PROVIDED INFORMATION:
━━━━━━━━━━━━━━━━━━━━━━━━━━━━━━

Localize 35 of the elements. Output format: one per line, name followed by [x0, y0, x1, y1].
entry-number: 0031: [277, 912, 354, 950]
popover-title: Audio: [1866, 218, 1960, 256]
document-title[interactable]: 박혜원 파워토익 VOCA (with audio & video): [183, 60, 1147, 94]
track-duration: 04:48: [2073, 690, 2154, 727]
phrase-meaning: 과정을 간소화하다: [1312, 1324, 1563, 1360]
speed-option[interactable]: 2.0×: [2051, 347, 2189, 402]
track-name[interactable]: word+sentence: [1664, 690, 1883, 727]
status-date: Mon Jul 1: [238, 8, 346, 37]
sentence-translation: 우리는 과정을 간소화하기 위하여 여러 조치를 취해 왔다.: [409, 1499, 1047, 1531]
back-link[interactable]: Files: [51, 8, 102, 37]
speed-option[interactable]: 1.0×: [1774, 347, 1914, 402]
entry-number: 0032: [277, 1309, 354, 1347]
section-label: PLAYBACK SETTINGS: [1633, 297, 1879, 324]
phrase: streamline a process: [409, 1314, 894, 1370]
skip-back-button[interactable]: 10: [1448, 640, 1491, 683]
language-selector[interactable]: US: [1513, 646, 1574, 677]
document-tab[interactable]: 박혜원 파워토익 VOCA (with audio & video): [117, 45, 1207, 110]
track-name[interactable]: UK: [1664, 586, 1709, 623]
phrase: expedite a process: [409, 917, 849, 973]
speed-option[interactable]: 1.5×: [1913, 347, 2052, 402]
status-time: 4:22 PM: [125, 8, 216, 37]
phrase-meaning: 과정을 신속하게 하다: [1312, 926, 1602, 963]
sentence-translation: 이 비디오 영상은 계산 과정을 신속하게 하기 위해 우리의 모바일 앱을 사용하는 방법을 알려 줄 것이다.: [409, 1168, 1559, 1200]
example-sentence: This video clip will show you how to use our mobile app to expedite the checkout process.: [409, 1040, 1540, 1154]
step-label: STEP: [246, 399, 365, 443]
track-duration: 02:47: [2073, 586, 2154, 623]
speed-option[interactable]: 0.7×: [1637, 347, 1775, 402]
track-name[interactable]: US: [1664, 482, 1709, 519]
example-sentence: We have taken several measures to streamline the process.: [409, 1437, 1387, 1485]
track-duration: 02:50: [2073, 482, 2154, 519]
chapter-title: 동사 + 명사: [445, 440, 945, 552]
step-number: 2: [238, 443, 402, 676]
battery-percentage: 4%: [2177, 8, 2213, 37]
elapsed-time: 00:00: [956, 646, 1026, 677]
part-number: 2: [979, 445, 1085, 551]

━━━━━━━━━━━━━━━━━━━━━━━━━━━━━━

TASK GOAL:
Copy out all of the data above, line for line, with no changes.

FINAL ANSWER:
Localize 35 of the elements. Output format: one per line, name followed by [x0, y0, x1, y1].
entry-number: 0031: [277, 912, 354, 950]
popover-title: Audio: [1866, 218, 1960, 256]
document-title[interactable]: 박혜원 파워토익 VOCA (with audio & video): [183, 60, 1147, 94]
track-duration: 04:48: [2073, 690, 2154, 727]
phrase-meaning: 과정을 간소화하다: [1312, 1324, 1563, 1360]
speed-option[interactable]: 2.0×: [2051, 347, 2189, 402]
track-name[interactable]: word+sentence: [1664, 690, 1883, 727]
status-date: Mon Jul 1: [238, 8, 346, 37]
sentence-translation: 우리는 과정을 간소화하기 위하여 여러 조치를 취해 왔다.: [409, 1499, 1047, 1531]
back-link[interactable]: Files: [51, 8, 102, 37]
speed-option[interactable]: 1.0×: [1774, 347, 1914, 402]
entry-number: 0032: [277, 1309, 354, 1347]
section-label: PLAYBACK SETTINGS: [1633, 297, 1879, 324]
phrase: streamline a process: [409, 1314, 894, 1370]
skip-back-button[interactable]: 10: [1448, 640, 1491, 683]
language-selector[interactable]: US: [1513, 646, 1574, 677]
document-tab[interactable]: 박혜원 파워토익 VOCA (with audio & video): [117, 45, 1207, 110]
track-name[interactable]: UK: [1664, 586, 1709, 623]
phrase: expedite a process: [409, 917, 849, 973]
speed-option[interactable]: 1.5×: [1913, 347, 2052, 402]
status-time: 4:22 PM: [125, 8, 216, 37]
phrase-meaning: 과정을 신속하게 하다: [1312, 926, 1602, 963]
sentence-translation: 이 비디오 영상은 계산 과정을 신속하게 하기 위해 우리의 모바일 앱을 사용하는 방법을 알려 줄 것이다.: [409, 1168, 1559, 1200]
example-sentence: This video clip will show you how to use our mobile app to expedite the checkout process.: [409, 1040, 1540, 1154]
step-label: STEP: [246, 399, 365, 443]
track-duration: 02:47: [2073, 586, 2154, 623]
speed-option[interactable]: 0.7×: [1637, 347, 1775, 402]
track-name[interactable]: US: [1664, 482, 1709, 519]
example-sentence: We have taken several measures to streamline the process.: [409, 1437, 1387, 1485]
track-duration: 02:50: [2073, 482, 2154, 519]
chapter-title: 동사 + 명사: [445, 440, 945, 552]
step-number: 2: [238, 443, 402, 676]
battery-percentage: 4%: [2177, 8, 2213, 37]
elapsed-time: 00:00: [956, 646, 1026, 677]
part-number: 2: [979, 445, 1085, 551]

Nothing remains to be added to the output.